◆ WORK TO BE COMPLETED: Omit the pictures from the entries below and retype everything else exactly.

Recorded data
====

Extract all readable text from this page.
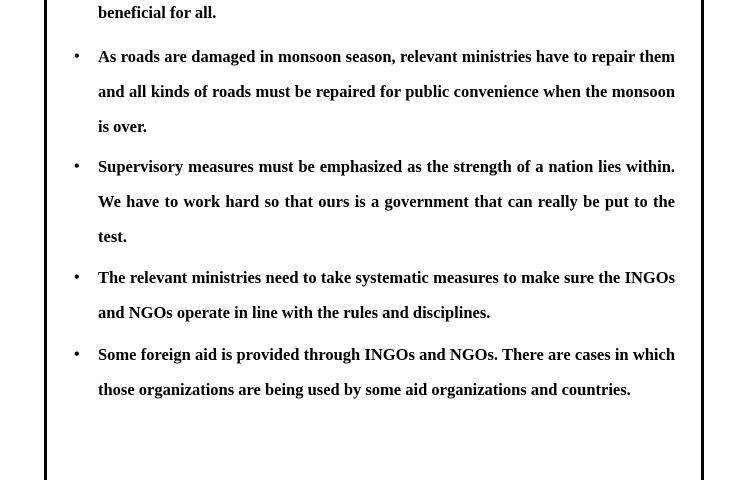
beneficial for all.
• As roads are damaged in monsoon season, relevant ministries have to repair them and all kinds of roads must be repaired for public convenience when the monsoon is over.
• Supervisory measures must be emphasized as the strength of a nation lies within. We have to work hard so that ours is a government that can really be put to the test.
• The relevant ministries need to take systematic measures to make sure the INGOs and NGOs operate in line with the rules and disciplines.
• Some foreign aid is provided through INGOs and NGOs. There are cases in which those organizations are being used by some aid organizations and countries.
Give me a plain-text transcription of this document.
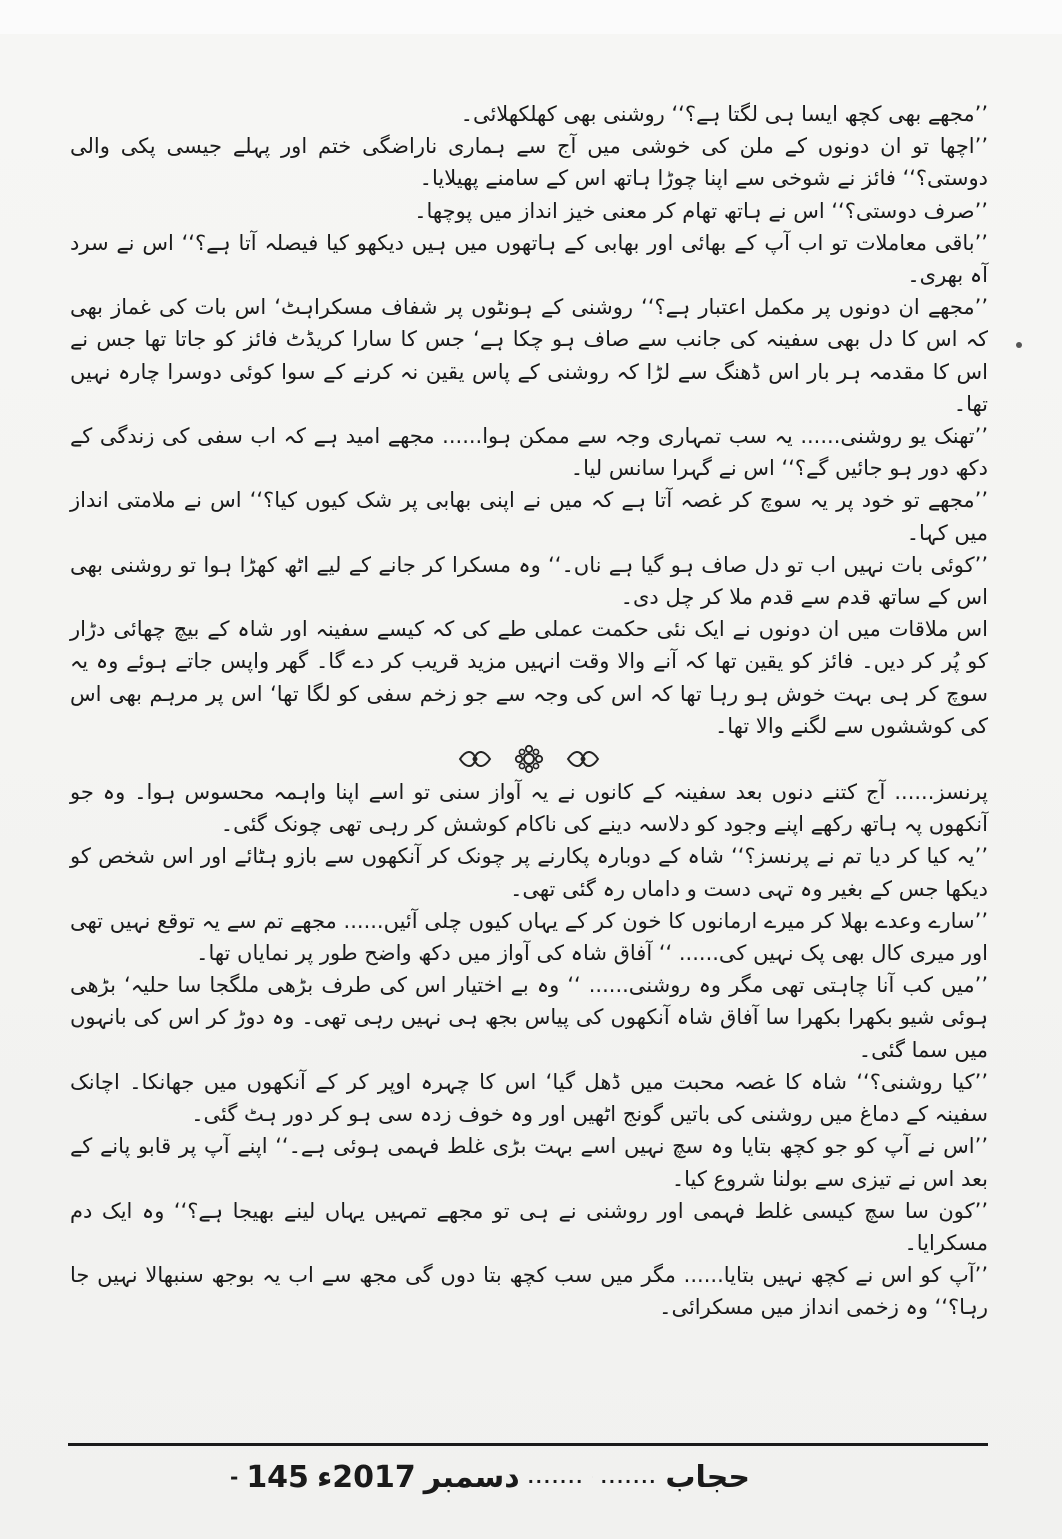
’’مجھے بھی کچھ ایسا ہی لگتا ہے؟‘‘ روشنی بھی کھلکھلائی۔

’’اچھا تو ان دونوں کے ملن کی خوشی میں آج سے ہماری ناراضگی ختم اور پہلے جیسی پکی والی دوستی؟‘‘ فائز نے شوخی سے اپنا چوڑا ہاتھ اس کے سامنے پھیلایا۔

’’صرف دوستی؟‘‘ اس نے ہاتھ تھام کر معنی خیز انداز میں پوچھا۔

’’باقی معاملات تو اب آپ کے بھائی اور بھابی کے ہاتھوں میں ہیں دیکھو کیا فیصلہ آتا ہے؟‘‘ اس نے سرد آہ بھری۔

’’مجھے ان دونوں پر مکمل اعتبار ہے؟‘‘ روشنی کے ہونٹوں پر شفاف مسکراہٹ‘ اس بات کی غماز بھی کہ اس کا دل بھی سفینہ کی جانب سے صاف ہو چکا ہے‘ جس کا سارا کریڈٹ فائز کو جاتا تھا جس نے اس کا مقدمہ ہر بار اس ڈھنگ سے لڑا کہ روشنی کے پاس یقین نہ کرنے کے سوا کوئی دوسرا چارہ نہیں تھا۔

’’تھنک یو روشنی...... یہ سب تمہاری وجہ سے ممکن ہوا...... مجھے امید ہے کہ اب سفی کی زندگی کے دکھ دور ہو جائیں گے؟‘‘ اس نے گہرا سانس لیا۔

’’مجھے تو خود پر یہ سوچ کر غصہ آتا ہے کہ میں نے اپنی بھابی پر شک کیوں کیا؟‘‘ اس نے ملامتی انداز میں کہا۔

’’کوئی بات نہیں اب تو دل صاف ہو گیا ہے ناں۔‘‘ وہ مسکرا کر جانے کے لیے اٹھ کھڑا ہوا تو روشنی بھی اس کے ساتھ قدم سے قدم ملا کر چل دی۔

اس ملاقات میں ان دونوں نے ایک نئی حکمت عملی طے کی کہ کیسے سفینہ اور شاہ کے بیچ چھائی دڑار کو پُر کر دیں۔ فائز کو یقین تھا کہ آنے والا وقت انہیں مزید قریب کر دے گا۔ گھر واپس جاتے ہوئے وہ یہ سوچ کر ہی بہت خوش ہو رہا تھا کہ اس کی وجہ سے جو زخم سفی کو لگا تھا‘ اس پر مرہم بھی اس کی کوششوں سے لگنے والا تھا۔

پرنسز...... آج کتنے دنوں بعد سفینہ کے کانوں نے یہ آواز سنی تو اسے اپنا واہمہ محسوس ہوا۔ وہ جو آنکھوں پہ ہاتھ رکھے اپنے وجود کو دلاسہ دینے کی ناکام کوشش کر رہی تھی چونک گئی۔

’’یہ کیا کر دیا تم نے پرنسز؟‘‘ شاہ کے دوبارہ پکارنے پر چونک کر آنکھوں سے بازو ہٹائے اور اس شخص کو دیکھا جس کے بغیر وہ تہی دست و داماں رہ گئی تھی۔

’’سارے وعدے بھلا کر میرے ارمانوں کا خون کر کے یہاں کیوں چلی آئیں...... مجھے تم سے یہ توقع نہیں تھی اور میری کال بھی پک نہیں کی...... ‘‘ آفاق شاہ کی آواز میں دکھ واضح طور پر نمایاں تھا۔

’’میں کب آنا چاہتی تھی مگر وہ روشنی...... ‘‘ وہ بے اختیار اس کی طرف بڑھی ملگجا سا حلیہ‘ بڑھی ہوئی شیو بکھرا بکھرا سا آفاق شاہ آنکھوں کی پیاس بجھ ہی نہیں رہی تھی۔ وہ دوڑ کر اس کی بانہوں میں سما گئی۔

’’کیا روشنی؟‘‘ شاہ کا غصہ محبت میں ڈھل گیا‘ اس کا چہرہ اوپر کر کے آنکھوں میں جھانکا۔ اچانک سفینہ کے دماغ میں روشنی کی باتیں گونج اٹھیں اور وہ خوف زدہ سی ہو کر دور ہٹ گئی۔

’’اس نے آپ کو جو کچھ بتایا وہ سچ نہیں اسے بہت بڑی غلط فہمی ہوئی ہے۔‘‘ اپنے آپ پر قابو پانے کے بعد اس نے تیزی سے بولنا شروع کیا۔

’’کون سا سچ کیسی غلط فہمی اور روشنی نے ہی تو مجھے تمہیں یہاں لینے بھیجا ہے؟‘‘ وہ ایک دم مسکرایا۔

’’آپ کو اس نے کچھ نہیں بتایا...... مگر میں سب کچھ بتا دوں گی مجھ سے اب یہ بوجھ سنبھالا نہیں جا رہا؟‘‘ وہ زخمی انداز میں مسکرائی۔

حجاب
.......
.......
دسمبر
2017ء
145
-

====

◆ SOLUTION TO THE PROBLEM:
Extract all readable text from this page.
beneficial for all.
• As roads are damaged in monsoon season, relevant ministries have to repair them and all kinds of roads must be repaired for public convenience when the monsoon is over.
• Supervisory measures must be emphasized as the strength of a nation lies within. We have to work hard so that ours is a government that can really be put to the test.
• The relevant ministries need to take systematic measures to make sure the INGOs and NGOs operate in line with the rules and disciplines.
• Some foreign aid is provided through INGOs and NGOs. There are cases in which those organizations are being used by some aid organizations and countries.
Give me a plain-text transcription of this document.
’’مجھے بھی کچھ ایسا ہی لگتا ہے؟‘‘ روشنی بھی کھلکھلائی۔

’’اچھا تو ان دونوں کے ملن کی خوشی میں آج سے ہماری ناراضگی ختم اور پہلے جیسی پکی والی دوستی؟‘‘ فائز نے شوخی سے اپنا چوڑا ہاتھ اس کے سامنے پھیلایا۔

’’صرف دوستی؟‘‘ اس نے ہاتھ تھام کر معنی خیز انداز میں پوچھا۔

’’باقی معاملات تو اب آپ کے بھائی اور بھابی کے ہاتھوں میں ہیں دیکھو کیا فیصلہ آتا ہے؟‘‘ اس نے سرد آہ بھری۔

’’مجھے ان دونوں پر مکمل اعتبار ہے؟‘‘ روشنی کے ہونٹوں پر شفاف مسکراہٹ‘ اس بات کی غماز بھی کہ اس کا دل بھی سفینہ کی جانب سے صاف ہو چکا ہے‘ جس کا سارا کریڈٹ فائز کو جاتا تھا جس نے اس کا مقدمہ ہر بار اس ڈھنگ سے لڑا کہ روشنی کے پاس یقین نہ کرنے کے سوا کوئی دوسرا چارہ نہیں تھا۔

’’تھنک یو روشنی...... یہ سب تمہاری وجہ سے ممکن ہوا...... مجھے امید ہے کہ اب سفی کی زندگی کے دکھ دور ہو جائیں گے؟‘‘ اس نے گہرا سانس لیا۔

’’مجھے تو خود پر یہ سوچ کر غصہ آتا ہے کہ میں نے اپنی بھابی پر شک کیوں کیا؟‘‘ اس نے ملامتی انداز میں کہا۔

’’کوئی بات نہیں اب تو دل صاف ہو گیا ہے ناں۔‘‘ وہ مسکرا کر جانے کے لیے اٹھ کھڑا ہوا تو روشنی بھی اس کے ساتھ قدم سے قدم ملا کر چل دی۔

اس ملاقات میں ان دونوں نے ایک نئی حکمت عملی طے کی کہ کیسے سفینہ اور شاہ کے بیچ چھائی دڑار کو پُر کر دیں۔ فائز کو یقین تھا کہ آنے والا وقت انہیں مزید قریب کر دے گا۔ گھر واپس جاتے ہوئے وہ یہ سوچ کر ہی بہت خوش ہو رہا تھا کہ اس کی وجہ سے جو زخم سفی کو لگا تھا‘ اس پر مرہم بھی اس کی کوششوں سے لگنے والا تھا۔

پرنسز...... آج کتنے دنوں بعد سفینہ کے کانوں نے یہ آواز سنی تو اسے اپنا واہمہ محسوس ہوا۔ وہ جو آنکھوں پہ ہاتھ رکھے اپنے وجود کو دلاسہ دینے کی ناکام کوشش کر رہی تھی چونک گئی۔

’’یہ کیا کر دیا تم نے پرنسز؟‘‘ شاہ کے دوبارہ پکارنے پر چونک کر آنکھوں سے بازو ہٹائے اور اس شخص کو دیکھا جس کے بغیر وہ تہی دست و داماں رہ گئی تھی۔

’’سارے وعدے بھلا کر میرے ارمانوں کا خون کر کے یہاں کیوں چلی آئیں...... مجھے تم سے یہ توقع نہیں تھی اور میری کال بھی پک نہیں کی...... ‘‘ آفاق شاہ کی آواز میں دکھ واضح طور پر نمایاں تھا۔

’’میں کب آنا چاہتی تھی مگر وہ روشنی...... ‘‘ وہ بے اختیار اس کی طرف بڑھی ملگجا سا حلیہ‘ بڑھی ہوئی شیو بکھرا بکھرا سا آفاق شاہ آنکھوں کی پیاس بجھ ہی نہیں رہی تھی۔ وہ دوڑ کر اس کی بانہوں میں سما گئی۔

’’کیا روشنی؟‘‘ شاہ کا غصہ محبت میں ڈھل گیا‘ اس کا چہرہ اوپر کر کے آنکھوں میں جھانکا۔ اچانک سفینہ کے دماغ میں روشنی کی باتیں گونج اٹھیں اور وہ خوف زدہ سی ہو کر دور ہٹ گئی۔

’’اس نے آپ کو جو کچھ بتایا وہ سچ نہیں اسے بہت بڑی غلط فہمی ہوئی ہے۔‘‘ اپنے آپ پر قابو پانے کے بعد اس نے تیزی سے بولنا شروع کیا۔

’’کون سا سچ کیسی غلط فہمی اور روشنی نے ہی تو مجھے تمہیں یہاں لینے بھیجا ہے؟‘‘ وہ ایک دم مسکرایا۔

’’آپ کو اس نے کچھ نہیں بتایا...... مگر میں سب کچھ بتا دوں گی مجھ سے اب یہ بوجھ سنبھالا نہیں جا رہا؟‘‘ وہ زخمی انداز میں مسکرائی۔

حجاب
.......
.......
دسمبر
2017ء
145
-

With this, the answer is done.